Set exercise: All entries must be repeated exactly; do not include the pictures.

-=-=-

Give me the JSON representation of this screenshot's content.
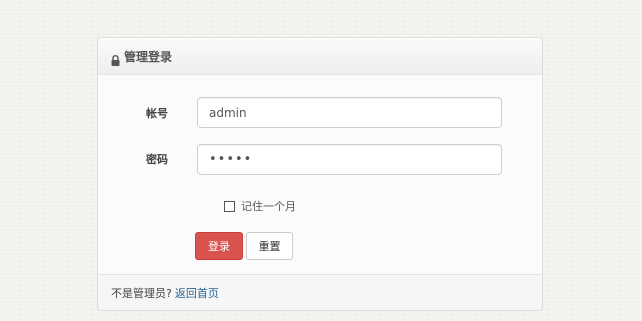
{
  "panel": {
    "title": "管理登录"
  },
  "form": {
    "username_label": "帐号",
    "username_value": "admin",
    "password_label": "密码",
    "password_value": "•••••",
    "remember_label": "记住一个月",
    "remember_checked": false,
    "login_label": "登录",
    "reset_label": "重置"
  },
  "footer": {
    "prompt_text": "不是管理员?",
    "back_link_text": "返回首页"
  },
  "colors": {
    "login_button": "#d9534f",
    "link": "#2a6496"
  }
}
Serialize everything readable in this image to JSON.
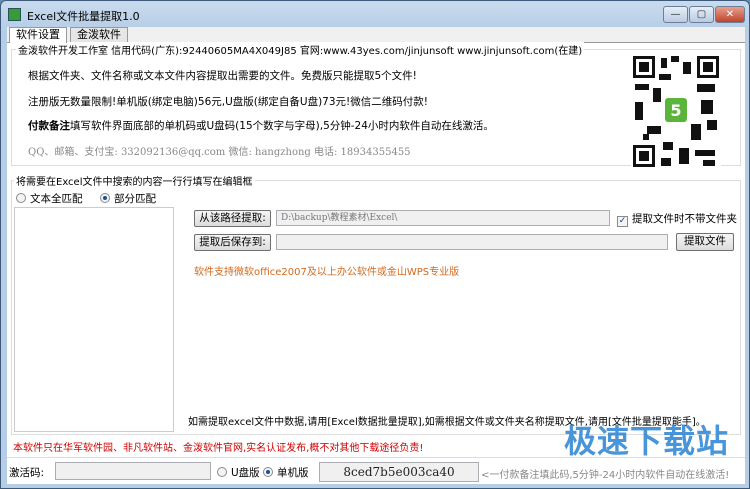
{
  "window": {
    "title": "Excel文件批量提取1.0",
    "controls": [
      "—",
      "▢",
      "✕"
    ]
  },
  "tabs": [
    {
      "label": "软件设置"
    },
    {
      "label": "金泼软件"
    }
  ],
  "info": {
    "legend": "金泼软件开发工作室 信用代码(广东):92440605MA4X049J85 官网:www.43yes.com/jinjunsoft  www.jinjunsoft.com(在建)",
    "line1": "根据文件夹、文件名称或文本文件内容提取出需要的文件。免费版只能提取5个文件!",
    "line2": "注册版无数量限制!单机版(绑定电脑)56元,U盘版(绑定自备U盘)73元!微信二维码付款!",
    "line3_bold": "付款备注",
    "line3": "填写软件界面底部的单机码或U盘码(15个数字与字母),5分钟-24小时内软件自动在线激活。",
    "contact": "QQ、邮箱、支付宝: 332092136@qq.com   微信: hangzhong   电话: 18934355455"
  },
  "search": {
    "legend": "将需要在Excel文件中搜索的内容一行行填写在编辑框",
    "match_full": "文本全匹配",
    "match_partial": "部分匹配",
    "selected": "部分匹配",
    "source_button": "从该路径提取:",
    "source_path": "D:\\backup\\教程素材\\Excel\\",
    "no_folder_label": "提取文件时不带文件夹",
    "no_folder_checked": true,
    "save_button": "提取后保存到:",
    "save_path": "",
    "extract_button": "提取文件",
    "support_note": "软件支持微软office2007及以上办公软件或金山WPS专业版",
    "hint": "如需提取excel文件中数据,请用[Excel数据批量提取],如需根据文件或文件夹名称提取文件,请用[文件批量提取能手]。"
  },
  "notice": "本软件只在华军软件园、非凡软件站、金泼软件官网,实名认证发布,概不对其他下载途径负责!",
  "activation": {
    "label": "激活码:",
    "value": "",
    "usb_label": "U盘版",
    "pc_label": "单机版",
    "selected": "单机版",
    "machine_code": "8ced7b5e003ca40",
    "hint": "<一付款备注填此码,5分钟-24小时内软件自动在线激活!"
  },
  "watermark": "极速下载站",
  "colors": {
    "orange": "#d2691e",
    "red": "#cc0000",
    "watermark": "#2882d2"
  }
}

-=-=-

Correct output:
Give me the JSON representation of this screenshot's content.
{
  "panel": {
    "title": "管理登录"
  },
  "form": {
    "username_label": "帐号",
    "username_value": "admin",
    "password_label": "密码",
    "password_value": "•••••",
    "remember_label": "记住一个月",
    "remember_checked": false,
    "login_label": "登录",
    "reset_label": "重置"
  },
  "footer": {
    "prompt_text": "不是管理员?",
    "back_link_text": "返回首页"
  },
  "colors": {
    "login_button": "#d9534f",
    "link": "#2a6496"
  }
}
Serialize everything readable in this image to JSON.
{
  "window": {
    "title": "Excel文件批量提取1.0",
    "controls": [
      "—",
      "▢",
      "✕"
    ]
  },
  "tabs": [
    {
      "label": "软件设置"
    },
    {
      "label": "金泼软件"
    }
  ],
  "info": {
    "legend": "金泼软件开发工作室 信用代码(广东):92440605MA4X049J85 官网:www.43yes.com/jinjunsoft  www.jinjunsoft.com(在建)",
    "line1": "根据文件夹、文件名称或文本文件内容提取出需要的文件。免费版只能提取5个文件!",
    "line2": "注册版无数量限制!单机版(绑定电脑)56元,U盘版(绑定自备U盘)73元!微信二维码付款!",
    "line3_bold": "付款备注",
    "line3": "填写软件界面底部的单机码或U盘码(15个数字与字母),5分钟-24小时内软件自动在线激活。",
    "contact": "QQ、邮箱、支付宝: 332092136@qq.com   微信: hangzhong   电话: 18934355455"
  },
  "search": {
    "legend": "将需要在Excel文件中搜索的内容一行行填写在编辑框",
    "match_full": "文本全匹配",
    "match_partial": "部分匹配",
    "selected": "部分匹配",
    "source_button": "从该路径提取:",
    "source_path": "D:\\backup\\教程素材\\Excel\\",
    "no_folder_label": "提取文件时不带文件夹",
    "no_folder_checked": true,
    "save_button": "提取后保存到:",
    "save_path": "",
    "extract_button": "提取文件",
    "support_note": "软件支持微软office2007及以上办公软件或金山WPS专业版",
    "hint": "如需提取excel文件中数据,请用[Excel数据批量提取],如需根据文件或文件夹名称提取文件,请用[文件批量提取能手]。"
  },
  "notice": "本软件只在华军软件园、非凡软件站、金泼软件官网,实名认证发布,概不对其他下载途径负责!",
  "activation": {
    "label": "激活码:",
    "value": "",
    "usb_label": "U盘版",
    "pc_label": "单机版",
    "selected": "单机版",
    "machine_code": "8ced7b5e003ca40",
    "hint": "<一付款备注填此码,5分钟-24小时内软件自动在线激活!"
  },
  "watermark": "极速下载站",
  "colors": {
    "orange": "#d2691e",
    "red": "#cc0000",
    "watermark": "#2882d2"
  }
}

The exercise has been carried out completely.